### JOB:
Quote the whole listing verbatim.

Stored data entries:

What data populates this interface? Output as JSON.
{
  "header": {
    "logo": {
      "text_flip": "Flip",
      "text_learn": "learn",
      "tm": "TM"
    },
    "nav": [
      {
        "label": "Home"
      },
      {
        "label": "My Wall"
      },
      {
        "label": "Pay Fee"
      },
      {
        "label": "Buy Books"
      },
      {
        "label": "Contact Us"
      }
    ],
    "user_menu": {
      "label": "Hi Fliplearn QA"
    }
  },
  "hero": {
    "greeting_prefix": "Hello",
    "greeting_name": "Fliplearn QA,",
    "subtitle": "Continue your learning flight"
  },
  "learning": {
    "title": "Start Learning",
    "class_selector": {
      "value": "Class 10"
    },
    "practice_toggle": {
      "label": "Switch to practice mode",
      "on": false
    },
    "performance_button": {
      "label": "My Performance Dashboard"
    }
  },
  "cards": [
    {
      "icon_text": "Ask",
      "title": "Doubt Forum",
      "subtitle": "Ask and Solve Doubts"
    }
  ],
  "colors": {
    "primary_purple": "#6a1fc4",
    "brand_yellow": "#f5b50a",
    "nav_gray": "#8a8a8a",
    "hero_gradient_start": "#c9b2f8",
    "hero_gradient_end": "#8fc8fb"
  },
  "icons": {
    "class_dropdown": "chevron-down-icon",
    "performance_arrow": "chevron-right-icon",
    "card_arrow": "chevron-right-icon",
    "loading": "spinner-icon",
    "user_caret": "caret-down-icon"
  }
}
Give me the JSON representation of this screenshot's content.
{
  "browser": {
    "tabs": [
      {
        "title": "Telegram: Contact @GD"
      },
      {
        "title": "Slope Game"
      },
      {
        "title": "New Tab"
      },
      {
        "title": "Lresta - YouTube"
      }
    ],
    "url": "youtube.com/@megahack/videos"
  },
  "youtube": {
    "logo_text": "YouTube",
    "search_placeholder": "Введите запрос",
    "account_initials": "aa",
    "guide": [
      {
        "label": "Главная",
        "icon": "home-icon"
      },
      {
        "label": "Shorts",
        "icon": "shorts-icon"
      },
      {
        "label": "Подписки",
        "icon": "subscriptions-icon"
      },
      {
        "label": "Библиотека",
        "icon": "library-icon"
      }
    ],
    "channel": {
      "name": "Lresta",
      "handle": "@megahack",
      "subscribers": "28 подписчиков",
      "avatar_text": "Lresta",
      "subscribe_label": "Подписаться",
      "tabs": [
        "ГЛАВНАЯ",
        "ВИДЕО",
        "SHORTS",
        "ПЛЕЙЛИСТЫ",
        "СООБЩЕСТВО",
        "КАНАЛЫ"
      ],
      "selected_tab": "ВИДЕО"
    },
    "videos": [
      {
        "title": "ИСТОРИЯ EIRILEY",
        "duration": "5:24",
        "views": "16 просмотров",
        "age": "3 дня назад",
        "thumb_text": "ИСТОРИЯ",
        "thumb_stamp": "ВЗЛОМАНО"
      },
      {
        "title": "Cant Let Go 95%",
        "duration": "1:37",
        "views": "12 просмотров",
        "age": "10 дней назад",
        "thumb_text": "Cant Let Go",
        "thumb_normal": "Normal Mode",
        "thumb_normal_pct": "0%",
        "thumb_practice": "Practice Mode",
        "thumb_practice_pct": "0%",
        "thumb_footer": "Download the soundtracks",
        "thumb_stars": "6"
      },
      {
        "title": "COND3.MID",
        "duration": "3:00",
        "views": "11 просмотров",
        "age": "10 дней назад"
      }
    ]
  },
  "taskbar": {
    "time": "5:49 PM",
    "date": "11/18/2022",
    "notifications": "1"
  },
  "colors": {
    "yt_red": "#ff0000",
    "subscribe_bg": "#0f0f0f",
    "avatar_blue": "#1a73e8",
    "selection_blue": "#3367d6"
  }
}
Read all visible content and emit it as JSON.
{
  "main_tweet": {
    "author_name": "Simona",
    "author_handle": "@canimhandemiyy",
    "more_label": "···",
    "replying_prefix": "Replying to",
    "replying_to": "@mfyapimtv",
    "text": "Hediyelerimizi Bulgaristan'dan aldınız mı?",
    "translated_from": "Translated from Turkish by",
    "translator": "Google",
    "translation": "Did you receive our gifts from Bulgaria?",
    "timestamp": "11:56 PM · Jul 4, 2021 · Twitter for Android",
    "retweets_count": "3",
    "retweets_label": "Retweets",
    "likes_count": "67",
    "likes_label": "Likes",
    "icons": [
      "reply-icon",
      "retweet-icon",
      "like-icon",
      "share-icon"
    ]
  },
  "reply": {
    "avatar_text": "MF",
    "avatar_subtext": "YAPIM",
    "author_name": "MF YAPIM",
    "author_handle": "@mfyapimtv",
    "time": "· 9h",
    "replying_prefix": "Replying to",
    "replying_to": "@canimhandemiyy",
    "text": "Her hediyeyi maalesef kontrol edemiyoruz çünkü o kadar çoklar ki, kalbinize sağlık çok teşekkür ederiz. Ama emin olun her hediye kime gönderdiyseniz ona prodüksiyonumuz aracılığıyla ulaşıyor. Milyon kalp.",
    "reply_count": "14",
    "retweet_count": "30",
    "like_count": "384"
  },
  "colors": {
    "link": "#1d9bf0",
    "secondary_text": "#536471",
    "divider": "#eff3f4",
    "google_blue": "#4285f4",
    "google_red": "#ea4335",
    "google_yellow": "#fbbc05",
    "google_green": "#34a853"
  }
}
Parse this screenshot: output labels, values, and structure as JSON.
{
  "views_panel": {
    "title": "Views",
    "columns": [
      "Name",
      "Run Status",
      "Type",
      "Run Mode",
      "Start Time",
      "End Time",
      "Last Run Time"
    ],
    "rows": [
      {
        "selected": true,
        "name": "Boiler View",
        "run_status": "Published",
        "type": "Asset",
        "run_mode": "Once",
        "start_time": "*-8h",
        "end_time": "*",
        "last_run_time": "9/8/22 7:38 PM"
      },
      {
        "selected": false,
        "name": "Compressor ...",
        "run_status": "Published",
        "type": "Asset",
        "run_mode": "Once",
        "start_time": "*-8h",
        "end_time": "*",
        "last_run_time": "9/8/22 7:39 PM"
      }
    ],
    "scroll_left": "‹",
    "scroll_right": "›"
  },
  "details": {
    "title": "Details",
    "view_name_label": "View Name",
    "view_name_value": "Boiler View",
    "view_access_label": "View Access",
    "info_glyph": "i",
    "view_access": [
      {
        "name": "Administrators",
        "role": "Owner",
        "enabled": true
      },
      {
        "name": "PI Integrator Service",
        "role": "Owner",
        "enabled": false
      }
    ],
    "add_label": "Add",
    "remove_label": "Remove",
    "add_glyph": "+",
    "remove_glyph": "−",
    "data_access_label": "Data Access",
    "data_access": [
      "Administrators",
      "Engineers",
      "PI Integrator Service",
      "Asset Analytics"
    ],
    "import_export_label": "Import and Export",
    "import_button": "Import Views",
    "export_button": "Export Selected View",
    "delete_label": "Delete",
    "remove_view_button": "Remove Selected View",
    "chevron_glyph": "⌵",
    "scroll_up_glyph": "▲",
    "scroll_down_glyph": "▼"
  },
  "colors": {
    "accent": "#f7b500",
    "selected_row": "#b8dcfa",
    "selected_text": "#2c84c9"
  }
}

### REPLY TO THE TASK:
What data populates this interface? Output as JSON.
{
  "header": {
    "logo": {
      "text_flip": "Flip",
      "text_learn": "learn",
      "tm": "TM"
    },
    "nav": [
      {
        "label": "Home"
      },
      {
        "label": "My Wall"
      },
      {
        "label": "Pay Fee"
      },
      {
        "label": "Buy Books"
      },
      {
        "label": "Contact Us"
      }
    ],
    "user_menu": {
      "label": "Hi Fliplearn QA"
    }
  },
  "hero": {
    "greeting_prefix": "Hello",
    "greeting_name": "Fliplearn QA,",
    "subtitle": "Continue your learning flight"
  },
  "learning": {
    "title": "Start Learning",
    "class_selector": {
      "value": "Class 10"
    },
    "practice_toggle": {
      "label": "Switch to practice mode",
      "on": false
    },
    "performance_button": {
      "label": "My Performance Dashboard"
    }
  },
  "cards": [
    {
      "icon_text": "Ask",
      "title": "Doubt Forum",
      "subtitle": "Ask and Solve Doubts"
    }
  ],
  "colors": {
    "primary_purple": "#6a1fc4",
    "brand_yellow": "#f5b50a",
    "nav_gray": "#8a8a8a",
    "hero_gradient_start": "#c9b2f8",
    "hero_gradient_end": "#8fc8fb"
  },
  "icons": {
    "class_dropdown": "chevron-down-icon",
    "performance_arrow": "chevron-right-icon",
    "card_arrow": "chevron-right-icon",
    "loading": "spinner-icon",
    "user_caret": "caret-down-icon"
  }
}
Give me the JSON representation of this screenshot's content.
{
  "browser": {
    "tabs": [
      {
        "title": "Telegram: Contact @GD"
      },
      {
        "title": "Slope Game"
      },
      {
        "title": "New Tab"
      },
      {
        "title": "Lresta - YouTube"
      }
    ],
    "url": "youtube.com/@megahack/videos"
  },
  "youtube": {
    "logo_text": "YouTube",
    "search_placeholder": "Введите запрос",
    "account_initials": "aa",
    "guide": [
      {
        "label": "Главная",
        "icon": "home-icon"
      },
      {
        "label": "Shorts",
        "icon": "shorts-icon"
      },
      {
        "label": "Подписки",
        "icon": "subscriptions-icon"
      },
      {
        "label": "Библиотека",
        "icon": "library-icon"
      }
    ],
    "channel": {
      "name": "Lresta",
      "handle": "@megahack",
      "subscribers": "28 подписчиков",
      "avatar_text": "Lresta",
      "subscribe_label": "Подписаться",
      "tabs": [
        "ГЛАВНАЯ",
        "ВИДЕО",
        "SHORTS",
        "ПЛЕЙЛИСТЫ",
        "СООБЩЕСТВО",
        "КАНАЛЫ"
      ],
      "selected_tab": "ВИДЕО"
    },
    "videos": [
      {
        "title": "ИСТОРИЯ EIRILEY",
        "duration": "5:24",
        "views": "16 просмотров",
        "age": "3 дня назад",
        "thumb_text": "ИСТОРИЯ",
        "thumb_stamp": "ВЗЛОМАНО"
      },
      {
        "title": "Cant Let Go 95%",
        "duration": "1:37",
        "views": "12 просмотров",
        "age": "10 дней назад",
        "thumb_text": "Cant Let Go",
        "thumb_normal": "Normal Mode",
        "thumb_normal_pct": "0%",
        "thumb_practice": "Practice Mode",
        "thumb_practice_pct": "0%",
        "thumb_footer": "Download the soundtracks",
        "thumb_stars": "6"
      },
      {
        "title": "COND3.MID",
        "duration": "3:00",
        "views": "11 просмотров",
        "age": "10 дней назад"
      }
    ]
  },
  "taskbar": {
    "time": "5:49 PM",
    "date": "11/18/2022",
    "notifications": "1"
  },
  "colors": {
    "yt_red": "#ff0000",
    "subscribe_bg": "#0f0f0f",
    "avatar_blue": "#1a73e8",
    "selection_blue": "#3367d6"
  }
}
Read all visible content and emit it as JSON.
{
  "main_tweet": {
    "author_name": "Simona",
    "author_handle": "@canimhandemiyy",
    "more_label": "···",
    "replying_prefix": "Replying to",
    "replying_to": "@mfyapimtv",
    "text": "Hediyelerimizi Bulgaristan'dan aldınız mı?",
    "translated_from": "Translated from Turkish by",
    "translator": "Google",
    "translation": "Did you receive our gifts from Bulgaria?",
    "timestamp": "11:56 PM · Jul 4, 2021 · Twitter for Android",
    "retweets_count": "3",
    "retweets_label": "Retweets",
    "likes_count": "67",
    "likes_label": "Likes",
    "icons": [
      "reply-icon",
      "retweet-icon",
      "like-icon",
      "share-icon"
    ]
  },
  "reply": {
    "avatar_text": "MF",
    "avatar_subtext": "YAPIM",
    "author_name": "MF YAPIM",
    "author_handle": "@mfyapimtv",
    "time": "· 9h",
    "replying_prefix": "Replying to",
    "replying_to": "@canimhandemiyy",
    "text": "Her hediyeyi maalesef kontrol edemiyoruz çünkü o kadar çoklar ki, kalbinize sağlık çok teşekkür ederiz. Ama emin olun her hediye kime gönderdiyseniz ona prodüksiyonumuz aracılığıyla ulaşıyor. Milyon kalp.",
    "reply_count": "14",
    "retweet_count": "30",
    "like_count": "384"
  },
  "colors": {
    "link": "#1d9bf0",
    "secondary_text": "#536471",
    "divider": "#eff3f4",
    "google_blue": "#4285f4",
    "google_red": "#ea4335",
    "google_yellow": "#fbbc05",
    "google_green": "#34a853"
  }
}
Parse this screenshot: output labels, values, and structure as JSON.
{
  "views_panel": {
    "title": "Views",
    "columns": [
      "Name",
      "Run Status",
      "Type",
      "Run Mode",
      "Start Time",
      "End Time",
      "Last Run Time"
    ],
    "rows": [
      {
        "selected": true,
        "name": "Boiler View",
        "run_status": "Published",
        "type": "Asset",
        "run_mode": "Once",
        "start_time": "*-8h",
        "end_time": "*",
        "last_run_time": "9/8/22 7:38 PM"
      },
      {
        "selected": false,
        "name": "Compressor ...",
        "run_status": "Published",
        "type": "Asset",
        "run_mode": "Once",
        "start_time": "*-8h",
        "end_time": "*",
        "last_run_time": "9/8/22 7:39 PM"
      }
    ],
    "scroll_left": "‹",
    "scroll_right": "›"
  },
  "details": {
    "title": "Details",
    "view_name_label": "View Name",
    "view_name_value": "Boiler View",
    "view_access_label": "View Access",
    "info_glyph": "i",
    "view_access": [
      {
        "name": "Administrators",
        "role": "Owner",
        "enabled": true
      },
      {
        "name": "PI Integrator Service",
        "role": "Owner",
        "enabled": false
      }
    ],
    "add_label": "Add",
    "remove_label": "Remove",
    "add_glyph": "+",
    "remove_glyph": "−",
    "data_access_label": "Data Access",
    "data_access": [
      "Administrators",
      "Engineers",
      "PI Integrator Service",
      "Asset Analytics"
    ],
    "import_export_label": "Import and Export",
    "import_button": "Import Views",
    "export_button": "Export Selected View",
    "delete_label": "Delete",
    "remove_view_button": "Remove Selected View",
    "chevron_glyph": "⌵",
    "scroll_up_glyph": "▲",
    "scroll_down_glyph": "▼"
  },
  "colors": {
    "accent": "#f7b500",
    "selected_row": "#b8dcfa",
    "selected_text": "#2c84c9"
  }
}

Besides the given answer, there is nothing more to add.